■ **Work instructions**: Find the lines holding "name" and copy them.

******

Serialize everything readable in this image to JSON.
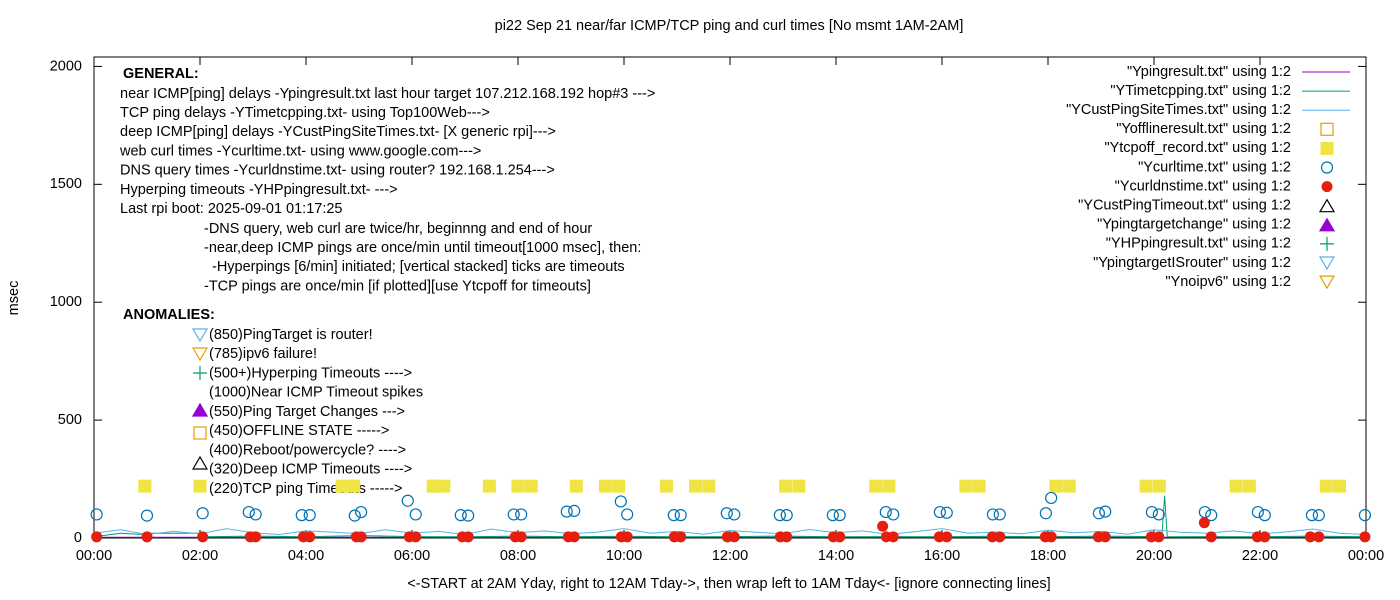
{
  "chart_data": {
    "type": "scatter",
    "title": "pi22 Sep 21  near/far ICMP/TCP ping and curl times [No msmt 1AM-2AM]",
    "xlabel": "<-START at 2AM Yday, right to 12AM Tday->, then wrap left to 1AM Tday<- [ignore connecting lines]",
    "ylabel": "msec",
    "xlim": [
      0,
      24
    ],
    "ylim": [
      0,
      2040
    ],
    "xticks": [
      {
        "value": 0,
        "label": "00:00"
      },
      {
        "value": 2,
        "label": "02:00"
      },
      {
        "value": 4,
        "label": "04:00"
      },
      {
        "value": 6,
        "label": "06:00"
      },
      {
        "value": 8,
        "label": "08:00"
      },
      {
        "value": 10,
        "label": "10:00"
      },
      {
        "value": 12,
        "label": "12:00"
      },
      {
        "value": 14,
        "label": "14:00"
      },
      {
        "value": 16,
        "label": "16:00"
      },
      {
        "value": 18,
        "label": "18:00"
      },
      {
        "value": 20,
        "label": "20:00"
      },
      {
        "value": 22,
        "label": "22:00"
      },
      {
        "value": 24,
        "label": "00:00"
      }
    ],
    "yticks": [
      0,
      500,
      1000,
      1500,
      2000
    ],
    "grid": false,
    "legend": "top-right",
    "annotations": [
      "GENERAL:",
      "near ICMP[ping] delays -Ypingresult.txt last hour target 107.212.168.192 hop#3 --->",
      "TCP ping delays -YTimetcpping.txt- using Top100Web--->",
      "deep ICMP[ping] delays -YCustPingSiteTimes.txt- [X generic rpi]--->",
      "web curl times -Ycurltime.txt- using www.google.com--->",
      "DNS query times -Ycurldnstime.txt- using router? 192.168.1.254--->",
      "Hyperping timeouts -YHPpingresult.txt- --->",
      "Last rpi boot: 2025-09-01 01:17:25",
      "-DNS query, web curl are twice/hr, beginnng and end of hour",
      "-near,deep ICMP pings are once/min until timeout[1000 msec], then:",
      "-Hyperpings [6/min] initiated; [vertical stacked] ticks are timeouts",
      "-TCP pings are once/min [if plotted][use Ytcpoff for timeouts]",
      "ANOMALIES:",
      "(850)PingTarget is router!",
      "(785)ipv6 failure!",
      "(500+)Hyperping Timeouts ---->",
      "(1000)Near ICMP Timeout spikes",
      "(550)Ping Target Changes --->",
      "(450)OFFLINE STATE ----->",
      "(400)Reboot/powercycle? ---->",
      "(320)Deep ICMP Timeouts ---->",
      "(220)TCP ping Timeouts ----->"
    ],
    "series": [
      {
        "name": "\"Ypingresult.txt\" using 1:2",
        "style": "line",
        "color": "#9400d3",
        "x": [
          0,
          6,
          12,
          18,
          24
        ],
        "values": [
          3,
          3,
          3,
          3,
          3
        ]
      },
      {
        "name": "\"YTimetcpping.txt\" using 1:2",
        "style": "line",
        "color": "#009e73",
        "x": [
          0,
          0.5,
          0.95,
          1.0,
          2.0,
          2.05,
          3,
          4,
          5,
          6,
          7,
          8,
          9,
          10,
          11,
          12,
          13,
          14,
          15,
          16,
          17,
          18,
          19,
          20,
          20.15,
          20.2,
          20.25,
          21,
          22,
          23,
          24
        ],
        "values": [
          5,
          20,
          15,
          20,
          20,
          5,
          8,
          5,
          10,
          6,
          5,
          8,
          5,
          7,
          5,
          6,
          8,
          5,
          6,
          5,
          7,
          5,
          8,
          6,
          5,
          180,
          5,
          6,
          5,
          8,
          5
        ]
      },
      {
        "name": "\"YCustPingSiteTimes.txt\" using 1:2",
        "style": "line",
        "color": "#56b4e9",
        "x": [
          0,
          0.5,
          1,
          1.5,
          2,
          2.5,
          3,
          3.5,
          4,
          4.5,
          5,
          5.5,
          6,
          6.5,
          7,
          7.5,
          8,
          8.5,
          9,
          9.5,
          10,
          10.5,
          11,
          11.5,
          12,
          12.5,
          13,
          13.5,
          14,
          14.5,
          15,
          15.5,
          16,
          16.5,
          17,
          17.5,
          18,
          18.5,
          19,
          19.5,
          20,
          20.5,
          21,
          21.5,
          22,
          22.5,
          23,
          23.5,
          24
        ],
        "values": [
          20,
          35,
          15,
          28,
          18,
          40,
          22,
          15,
          30,
          25,
          18,
          35,
          20,
          28,
          15,
          38,
          22,
          30,
          18,
          25,
          40,
          20,
          28,
          16,
          32,
          24,
          18,
          36,
          22,
          30,
          15,
          27,
          40,
          20,
          25,
          18,
          33,
          22,
          28,
          16,
          35,
          24,
          20,
          30,
          18,
          26,
          38,
          20,
          15
        ]
      },
      {
        "name": "\"Yofflineresult.txt\" using 1:2",
        "style": "square-open",
        "color": "#e69f00",
        "x": [],
        "values": []
      },
      {
        "name": "\"Ytcpoff_record.txt\" using 1:2",
        "style": "square-filled",
        "color": "#f0e442",
        "x": [
          0.96,
          2.0,
          4.68,
          4.9,
          6.4,
          6.6,
          7.46,
          8.0,
          8.25,
          9.1,
          9.65,
          9.9,
          10.8,
          11.35,
          11.6,
          13.05,
          13.3,
          14.75,
          15.0,
          16.45,
          16.7,
          18.15,
          18.4,
          19.85,
          20.1,
          21.55,
          21.8,
          23.25,
          23.5
        ],
        "values": [
          220,
          220,
          220,
          220,
          220,
          220,
          220,
          220,
          220,
          220,
          220,
          220,
          220,
          220,
          220,
          220,
          220,
          220,
          220,
          220,
          220,
          220,
          220,
          220,
          220,
          220,
          220,
          220,
          220
        ]
      },
      {
        "name": "\"Ycurltime.txt\" using 1:2",
        "style": "circle-open",
        "color": "#0072b2",
        "x": [
          0.05,
          1.0,
          2.05,
          2.92,
          3.05,
          3.92,
          4.07,
          4.92,
          5.04,
          5.92,
          6.07,
          6.92,
          7.06,
          7.92,
          8.06,
          8.92,
          9.06,
          9.94,
          10.06,
          10.94,
          11.07,
          11.94,
          12.08,
          12.94,
          13.07,
          13.94,
          14.07,
          14.94,
          15.08,
          15.96,
          16.09,
          16.96,
          17.09,
          17.96,
          18.06,
          18.96,
          19.08,
          19.96,
          20.09,
          20.96,
          21.08,
          21.96,
          22.09,
          22.98,
          23.11,
          23.98
        ],
        "values": [
          100,
          95,
          105,
          110,
          100,
          97,
          97,
          95,
          110,
          158,
          100,
          97,
          95,
          100,
          100,
          112,
          115,
          155,
          100,
          97,
          97,
          105,
          100,
          97,
          97,
          97,
          97,
          110,
          100,
          110,
          107,
          100,
          100,
          105,
          170,
          105,
          112,
          110,
          100,
          110,
          97,
          110,
          97,
          97,
          97,
          97
        ]
      },
      {
        "name": "\"Ycurldnstime.txt\" using 1:2",
        "style": "circle-filled",
        "color": "#e51e10",
        "x": [
          0.05,
          1.0,
          2.05,
          2.95,
          3.05,
          3.95,
          4.07,
          4.95,
          5.04,
          5.95,
          6.07,
          6.95,
          7.06,
          7.95,
          8.06,
          8.95,
          9.06,
          9.95,
          10.06,
          10.95,
          11.07,
          11.95,
          12.08,
          12.95,
          13.07,
          13.95,
          14.07,
          14.88,
          14.95,
          15.08,
          15.95,
          16.09,
          16.95,
          17.09,
          17.95,
          18.06,
          18.95,
          19.08,
          19.95,
          20.09,
          20.95,
          21.08,
          21.95,
          22.09,
          22.95,
          23.11,
          23.98
        ],
        "values": [
          5,
          5,
          5,
          5,
          5,
          5,
          5,
          5,
          5,
          5,
          5,
          5,
          5,
          5,
          5,
          5,
          5,
          5,
          5,
          5,
          5,
          5,
          5,
          5,
          5,
          5,
          5,
          50,
          5,
          5,
          5,
          5,
          5,
          5,
          5,
          5,
          5,
          5,
          5,
          5,
          65,
          5,
          5,
          5,
          5,
          5,
          5
        ]
      },
      {
        "name": "\"YCustPingTimeout.txt\" using 1:2",
        "style": "triangle-up-open",
        "color": "#000000",
        "x": [],
        "values": []
      },
      {
        "name": "\"Ypingtargetchange\" using 1:2",
        "style": "triangle-up-filled",
        "color": "#9400d3",
        "x": [],
        "values": []
      },
      {
        "name": "\"YHPpingresult.txt\" using 1:2",
        "style": "plus",
        "color": "#009e73",
        "x": [],
        "values": []
      },
      {
        "name": "\"YpingtargetISrouter\" using 1:2",
        "style": "triangle-down-open",
        "color": "#56b4e9",
        "x": [],
        "values": []
      },
      {
        "name": "\"Ynoipv6\" using 1:2",
        "style": "triangle-down-open",
        "color": "#e69f00",
        "x": [],
        "values": []
      }
    ]
  }
}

******

■ **Expected answer**:
        "name": "\"Ypingresult.txt\" using 1:2",
        "name": "\"YTimetcpping.txt\" using 1:2",
        "name": "\"YCustPingSiteTimes.txt\" using 1:2",
        "name": "\"Yofflineresult.txt\" using 1:2",
        "name": "\"Ytcpoff_record.txt\" using 1:2",
        "name": "\"Ycurltime.txt\" using 1:2",
        "name": "\"Ycurldnstime.txt\" using 1:2",
        "name": "\"YCustPingTimeout.txt\" using 1:2",
        "name": "\"Ypingtargetchange\" using 1:2",
        "name": "\"YHPpingresult.txt\" using 1:2",
        "name": "\"YpingtargetISrouter\" using 1:2",
        "name": "\"Ynoipv6\" using 1:2",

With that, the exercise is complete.